-- START Given data --
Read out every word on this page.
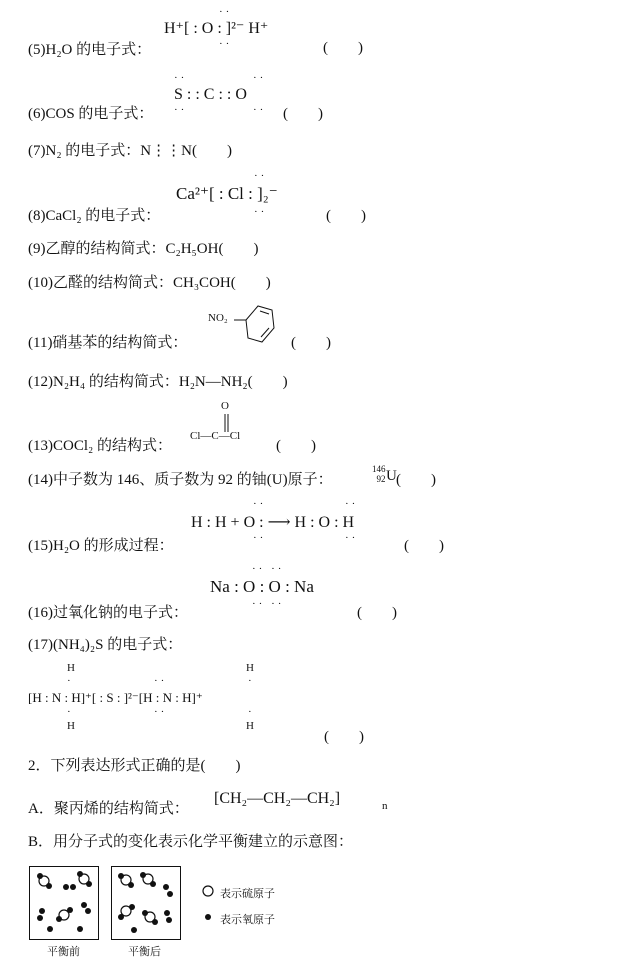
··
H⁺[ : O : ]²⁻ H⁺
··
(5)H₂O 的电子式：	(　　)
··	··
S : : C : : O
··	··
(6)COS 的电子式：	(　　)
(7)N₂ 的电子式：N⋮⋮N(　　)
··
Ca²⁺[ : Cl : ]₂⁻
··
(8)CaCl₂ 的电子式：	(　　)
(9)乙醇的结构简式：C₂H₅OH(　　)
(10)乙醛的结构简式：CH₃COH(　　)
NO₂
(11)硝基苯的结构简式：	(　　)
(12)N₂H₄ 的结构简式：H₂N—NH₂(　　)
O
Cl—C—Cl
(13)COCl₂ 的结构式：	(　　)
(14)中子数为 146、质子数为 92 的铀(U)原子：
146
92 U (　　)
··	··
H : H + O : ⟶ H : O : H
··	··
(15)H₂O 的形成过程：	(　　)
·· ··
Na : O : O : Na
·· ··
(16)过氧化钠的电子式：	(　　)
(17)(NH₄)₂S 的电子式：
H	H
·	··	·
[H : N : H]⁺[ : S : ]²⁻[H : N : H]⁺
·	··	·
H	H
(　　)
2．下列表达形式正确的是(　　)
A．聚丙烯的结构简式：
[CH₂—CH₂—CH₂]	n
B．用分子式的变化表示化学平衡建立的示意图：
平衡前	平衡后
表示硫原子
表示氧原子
-- END Given data --
#### [Instructions to follow]
The records above must be echoed exactly, minus their pictures.

#### [Full answer]
Read out every word on this page.
··
H⁺[ : O : ]²⁻ H⁺
··
(5)H₂O 的电子式：	(　　)
··	··
S : : C : : O
··	··
(6)COS 的电子式：	(　　)
(7)N₂ 的电子式：N⋮⋮N(　　)
··
Ca²⁺[ : Cl : ]₂⁻
··
(8)CaCl₂ 的电子式：	(　　)
(9)乙醇的结构简式：C₂H₅OH(　　)
(10)乙醛的结构简式：CH₃COH(　　)
NO₂
(11)硝基苯的结构简式：	(　　)
(12)N₂H₄ 的结构简式：H₂N—NH₂(　　)
O
Cl—C—Cl
(13)COCl₂ 的结构式：	(　　)
(14)中子数为 146、质子数为 92 的铀(U)原子：
146
92 U (　　)
··	··
H : H + O : ⟶ H : O : H
··	··
(15)H₂O 的形成过程：	(　　)
·· ··
Na : O : O : Na
·· ··
(16)过氧化钠的电子式：	(　　)
(17)(NH₄)₂S 的电子式：
H	H
·	··	·
[H : N : H]⁺[ : S : ]²⁻[H : N : H]⁺
·	··	·
H	H
(　　)
2．下列表达形式正确的是(　　)
A．聚丙烯的结构简式：
[CH₂—CH₂—CH₂]	n
B．用分子式的变化表示化学平衡建立的示意图：
平衡前	平衡后
表示硫原子
表示氧原子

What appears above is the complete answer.